Flexボックスレイアウトと、Gridレイアウトを使用すれば、CSSでのレイアウトが手軽に構築可能になりました。
しかし、組まれたレイアウト内にアイテムやパーツなどを細かく作っていく中で、文字数によるレイアウトの崩れ、絶対配置で用意したアイコンがビューポート変化時にうまく表示されないなど、 理論上正しいコードが、実際ブラウザ上では考えた通りに表示されなかったりなども、Web制作を始めた頃にはよくあると思います。

今回は、色々なWebサイトでよく見かける「カードコンポーネント」を作るにあたって、カードコンテナ内の画像サイズを統一したい時に、 よく使われるコードの書き方を見ていきます。

カードコンポーネントの作り方

ユーザーにたくさんの情報を確認してほしい時に、同じ機能・カテゴリを持つアイテムを整列された状態で一覧で表示したい場面で使われるレイアウトです。

----

- **課題**
上にあるカードコンポーネントの作り方に関するページ本文を、最後の文の次から書き継ぐ。

----

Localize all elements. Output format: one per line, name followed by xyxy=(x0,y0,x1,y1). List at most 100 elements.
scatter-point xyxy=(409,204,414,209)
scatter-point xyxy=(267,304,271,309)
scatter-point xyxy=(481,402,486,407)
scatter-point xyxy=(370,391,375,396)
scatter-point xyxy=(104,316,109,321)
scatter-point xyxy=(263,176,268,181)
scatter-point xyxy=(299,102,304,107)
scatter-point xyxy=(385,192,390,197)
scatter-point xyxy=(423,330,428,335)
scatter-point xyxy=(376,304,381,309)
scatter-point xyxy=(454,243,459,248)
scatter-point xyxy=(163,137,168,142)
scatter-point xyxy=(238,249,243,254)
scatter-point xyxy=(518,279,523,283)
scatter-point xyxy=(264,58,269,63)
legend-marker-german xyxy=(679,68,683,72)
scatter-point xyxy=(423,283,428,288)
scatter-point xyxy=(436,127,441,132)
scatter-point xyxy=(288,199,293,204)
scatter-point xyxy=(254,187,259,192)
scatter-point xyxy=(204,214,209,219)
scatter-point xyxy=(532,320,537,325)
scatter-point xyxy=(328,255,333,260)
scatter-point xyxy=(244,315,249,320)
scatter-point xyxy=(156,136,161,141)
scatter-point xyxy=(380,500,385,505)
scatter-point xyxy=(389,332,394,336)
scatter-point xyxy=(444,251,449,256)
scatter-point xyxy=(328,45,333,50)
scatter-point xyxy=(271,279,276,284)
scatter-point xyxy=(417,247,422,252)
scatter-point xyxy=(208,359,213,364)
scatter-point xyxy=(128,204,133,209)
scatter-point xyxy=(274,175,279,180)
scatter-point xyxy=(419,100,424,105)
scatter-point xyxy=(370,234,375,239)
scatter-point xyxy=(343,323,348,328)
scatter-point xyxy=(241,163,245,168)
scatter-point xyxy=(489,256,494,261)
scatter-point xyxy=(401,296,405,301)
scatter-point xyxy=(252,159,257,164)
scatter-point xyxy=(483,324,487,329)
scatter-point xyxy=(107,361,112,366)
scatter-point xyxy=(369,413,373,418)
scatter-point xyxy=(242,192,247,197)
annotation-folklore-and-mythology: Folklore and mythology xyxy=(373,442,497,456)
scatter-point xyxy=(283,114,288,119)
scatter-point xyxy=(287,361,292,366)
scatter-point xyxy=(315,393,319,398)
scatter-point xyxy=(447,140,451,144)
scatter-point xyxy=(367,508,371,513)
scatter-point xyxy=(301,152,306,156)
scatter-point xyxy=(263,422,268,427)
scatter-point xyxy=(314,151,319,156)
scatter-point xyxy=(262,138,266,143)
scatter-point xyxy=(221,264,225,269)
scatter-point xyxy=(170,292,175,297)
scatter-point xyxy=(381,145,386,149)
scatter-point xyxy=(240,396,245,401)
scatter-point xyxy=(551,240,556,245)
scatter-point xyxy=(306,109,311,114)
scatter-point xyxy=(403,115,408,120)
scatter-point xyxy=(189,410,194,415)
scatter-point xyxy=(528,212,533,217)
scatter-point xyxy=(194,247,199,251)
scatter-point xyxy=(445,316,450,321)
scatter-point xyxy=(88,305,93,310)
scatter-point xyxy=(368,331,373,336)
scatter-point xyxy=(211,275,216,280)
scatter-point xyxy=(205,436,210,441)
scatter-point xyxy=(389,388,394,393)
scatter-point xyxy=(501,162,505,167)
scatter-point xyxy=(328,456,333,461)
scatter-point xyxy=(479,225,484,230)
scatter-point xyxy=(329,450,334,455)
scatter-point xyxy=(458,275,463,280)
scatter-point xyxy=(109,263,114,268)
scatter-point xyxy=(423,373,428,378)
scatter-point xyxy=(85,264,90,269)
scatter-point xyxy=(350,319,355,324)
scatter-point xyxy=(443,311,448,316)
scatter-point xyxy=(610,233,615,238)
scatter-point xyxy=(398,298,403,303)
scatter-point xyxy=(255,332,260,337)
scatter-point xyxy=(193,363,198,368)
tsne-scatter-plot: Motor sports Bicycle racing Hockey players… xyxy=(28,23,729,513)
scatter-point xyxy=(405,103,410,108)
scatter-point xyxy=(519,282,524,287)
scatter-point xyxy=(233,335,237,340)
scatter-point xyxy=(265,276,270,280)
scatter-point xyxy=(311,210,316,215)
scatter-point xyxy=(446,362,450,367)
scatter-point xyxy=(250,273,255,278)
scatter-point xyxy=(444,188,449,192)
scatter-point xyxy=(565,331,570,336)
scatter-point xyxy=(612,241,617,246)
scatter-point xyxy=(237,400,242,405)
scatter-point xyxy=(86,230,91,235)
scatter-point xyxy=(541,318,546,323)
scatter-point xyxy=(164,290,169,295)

----

- **課題の回答**
簡単に説明すると、アイテムごとに見出しとコンテンツ抜粋文をセットにしたリストアップだけでは、情報としてユーザーの興味を引く効果が低い為、アイキャッチ画像を加えた形が一般的となっていますので、 ECサイトの商品リスト、ギャラリー・ポートフォリオサイトのサムネ付き画像リストなど、様々なWebページで使われています。
レイアウト構築の基本やボックスモデルさえ理解していれば、カード1枚を作るのに然程時間が掛りません。しかしここでのポイントはアイキャッチ/サムネ画像のコンテナ(親要素)サイズを固定したうえ、画像そのものの比率を維持することです。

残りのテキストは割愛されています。